▼

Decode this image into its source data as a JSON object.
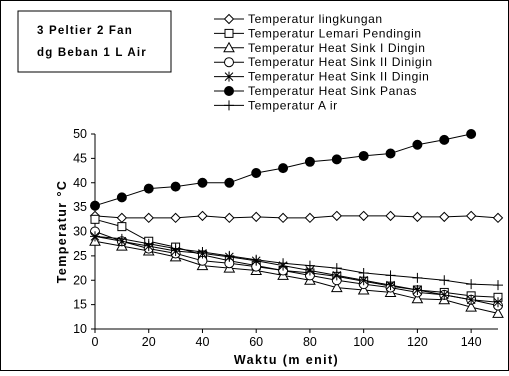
{
  "chart_data": {
    "type": "line",
    "annotation": [
      "3 Peltier 2 Fan",
      "dg Beban 1 L Air"
    ],
    "xlabel": "Waktu (m enit)",
    "ylabel": "Temperatur °C",
    "xlim": [
      0,
      150
    ],
    "ylim": [
      10,
      50
    ],
    "x_ticks": [
      0,
      20,
      40,
      60,
      80,
      100,
      120,
      140
    ],
    "y_ticks": [
      10,
      15,
      20,
      25,
      30,
      35,
      40,
      45,
      50
    ],
    "grid": false,
    "legend_position": "top-right",
    "x": [
      0,
      10,
      20,
      30,
      40,
      50,
      60,
      70,
      80,
      90,
      100,
      110,
      120,
      130,
      140,
      150
    ],
    "series": [
      {
        "name": "Temperatur lingkungan",
        "marker": "diamond-open",
        "values": [
          33.2,
          32.8,
          32.8,
          32.8,
          33.2,
          32.8,
          33.0,
          32.8,
          32.8,
          33.2,
          33.2,
          33.2,
          33.0,
          33.0,
          33.2,
          32.8
        ]
      },
      {
        "name": "Temperatur Lemari Pendingin",
        "marker": "square-open",
        "values": [
          32.5,
          31.0,
          28.0,
          26.8,
          25.2,
          24.0,
          23.0,
          22.0,
          21.5,
          20.8,
          19.8,
          18.8,
          18.0,
          17.5,
          16.8,
          16.5
        ]
      },
      {
        "name": "Temperatur Heat Sink I Dingin",
        "marker": "triangle-open",
        "values": [
          28.0,
          27.0,
          26.0,
          24.8,
          23.0,
          22.5,
          22.0,
          21.0,
          20.0,
          18.5,
          18.0,
          17.5,
          16.2,
          16.0,
          14.5,
          13.2
        ]
      },
      {
        "name": "Temperatur Heat Sink II Dinigin",
        "marker": "circle-open",
        "values": [
          30.0,
          28.0,
          26.5,
          25.5,
          24.0,
          23.5,
          22.8,
          22.0,
          21.0,
          20.0,
          19.2,
          18.5,
          17.5,
          17.0,
          16.0,
          14.8
        ]
      },
      {
        "name": "Temperatur Heat Sink II Dingin",
        "marker": "asterisk",
        "values": [
          29.0,
          28.0,
          27.0,
          26.0,
          25.5,
          24.8,
          24.0,
          23.0,
          22.0,
          21.0,
          20.0,
          19.0,
          18.0,
          17.0,
          16.0,
          15.5
        ]
      },
      {
        "name": "Temperatur Heat Sink Panas",
        "marker": "circle-filled",
        "values": [
          35.3,
          37.0,
          38.8,
          39.2,
          40.0,
          40.0,
          42.0,
          43.0,
          44.3,
          44.8,
          45.5,
          46.0,
          47.8,
          48.8,
          50.0,
          null
        ]
      },
      {
        "name": "Temperatur A ir",
        "marker": "plus",
        "values": [
          29.0,
          28.5,
          27.5,
          26.5,
          25.8,
          25.0,
          24.2,
          23.5,
          23.0,
          22.5,
          21.5,
          21.0,
          20.5,
          20.0,
          19.2,
          19.0
        ]
      }
    ]
  }
}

▲

What is expected: Reproduce each record from above exactly; pictures do not belong in the copy.

Answer for this exercise:
Decode this image into its source data as a JSON object.
{
  "chart_data": {
    "type": "line",
    "annotation": [
      "3 Peltier 2 Fan",
      "dg Beban 1 L Air"
    ],
    "xlabel": "Waktu (m enit)",
    "ylabel": "Temperatur °C",
    "xlim": [
      0,
      150
    ],
    "ylim": [
      10,
      50
    ],
    "x_ticks": [
      0,
      20,
      40,
      60,
      80,
      100,
      120,
      140
    ],
    "y_ticks": [
      10,
      15,
      20,
      25,
      30,
      35,
      40,
      45,
      50
    ],
    "grid": false,
    "legend_position": "top-right",
    "x": [
      0,
      10,
      20,
      30,
      40,
      50,
      60,
      70,
      80,
      90,
      100,
      110,
      120,
      130,
      140,
      150
    ],
    "series": [
      {
        "name": "Temperatur lingkungan",
        "marker": "diamond-open",
        "values": [
          33.2,
          32.8,
          32.8,
          32.8,
          33.2,
          32.8,
          33.0,
          32.8,
          32.8,
          33.2,
          33.2,
          33.2,
          33.0,
          33.0,
          33.2,
          32.8
        ]
      },
      {
        "name": "Temperatur Lemari Pendingin",
        "marker": "square-open",
        "values": [
          32.5,
          31.0,
          28.0,
          26.8,
          25.2,
          24.0,
          23.0,
          22.0,
          21.5,
          20.8,
          19.8,
          18.8,
          18.0,
          17.5,
          16.8,
          16.5
        ]
      },
      {
        "name": "Temperatur Heat Sink I Dingin",
        "marker": "triangle-open",
        "values": [
          28.0,
          27.0,
          26.0,
          24.8,
          23.0,
          22.5,
          22.0,
          21.0,
          20.0,
          18.5,
          18.0,
          17.5,
          16.2,
          16.0,
          14.5,
          13.2
        ]
      },
      {
        "name": "Temperatur Heat Sink II Dinigin",
        "marker": "circle-open",
        "values": [
          30.0,
          28.0,
          26.5,
          25.5,
          24.0,
          23.5,
          22.8,
          22.0,
          21.0,
          20.0,
          19.2,
          18.5,
          17.5,
          17.0,
          16.0,
          14.8
        ]
      },
      {
        "name": "Temperatur Heat Sink II Dingin",
        "marker": "asterisk",
        "values": [
          29.0,
          28.0,
          27.0,
          26.0,
          25.5,
          24.8,
          24.0,
          23.0,
          22.0,
          21.0,
          20.0,
          19.0,
          18.0,
          17.0,
          16.0,
          15.5
        ]
      },
      {
        "name": "Temperatur Heat Sink Panas",
        "marker": "circle-filled",
        "values": [
          35.3,
          37.0,
          38.8,
          39.2,
          40.0,
          40.0,
          42.0,
          43.0,
          44.3,
          44.8,
          45.5,
          46.0,
          47.8,
          48.8,
          50.0,
          null
        ]
      },
      {
        "name": "Temperatur A ir",
        "marker": "plus",
        "values": [
          29.0,
          28.5,
          27.5,
          26.5,
          25.8,
          25.0,
          24.2,
          23.5,
          23.0,
          22.5,
          21.5,
          21.0,
          20.5,
          20.0,
          19.2,
          19.0
        ]
      }
    ]
  }
}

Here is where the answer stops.